** start TASK DATA **
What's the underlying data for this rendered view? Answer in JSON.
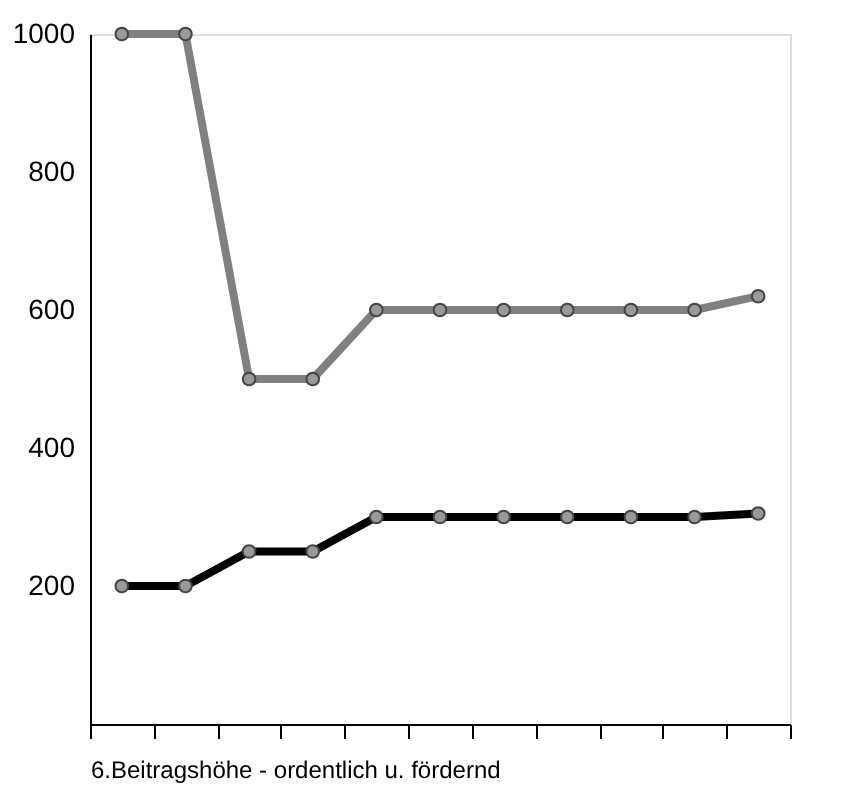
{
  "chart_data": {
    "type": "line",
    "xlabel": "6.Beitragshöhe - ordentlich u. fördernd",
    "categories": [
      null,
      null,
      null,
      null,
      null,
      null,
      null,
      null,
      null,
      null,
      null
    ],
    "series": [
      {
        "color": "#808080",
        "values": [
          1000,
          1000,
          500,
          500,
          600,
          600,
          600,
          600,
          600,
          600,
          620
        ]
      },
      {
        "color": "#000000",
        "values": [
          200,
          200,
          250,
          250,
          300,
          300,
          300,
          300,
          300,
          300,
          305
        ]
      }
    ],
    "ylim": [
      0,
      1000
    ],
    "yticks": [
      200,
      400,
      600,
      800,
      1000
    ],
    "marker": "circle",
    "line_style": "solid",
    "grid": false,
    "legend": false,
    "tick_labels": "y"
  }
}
** end TASK DATA **
*YOUR INSTRUCTIONS:*
Copy out the records above in full, exactly as written, but not the pictures.

*WRITTEN ANSWER:*
What's the underlying data for this rendered view? Answer in JSON.
{
  "chart_data": {
    "type": "line",
    "xlabel": "6.Beitragshöhe - ordentlich u. fördernd",
    "categories": [
      null,
      null,
      null,
      null,
      null,
      null,
      null,
      null,
      null,
      null,
      null
    ],
    "series": [
      {
        "color": "#808080",
        "values": [
          1000,
          1000,
          500,
          500,
          600,
          600,
          600,
          600,
          600,
          600,
          620
        ]
      },
      {
        "color": "#000000",
        "values": [
          200,
          200,
          250,
          250,
          300,
          300,
          300,
          300,
          300,
          300,
          305
        ]
      }
    ],
    "ylim": [
      0,
      1000
    ],
    "yticks": [
      200,
      400,
      600,
      800,
      1000
    ],
    "marker": "circle",
    "line_style": "solid",
    "grid": false,
    "legend": false,
    "tick_labels": "y"
  }
}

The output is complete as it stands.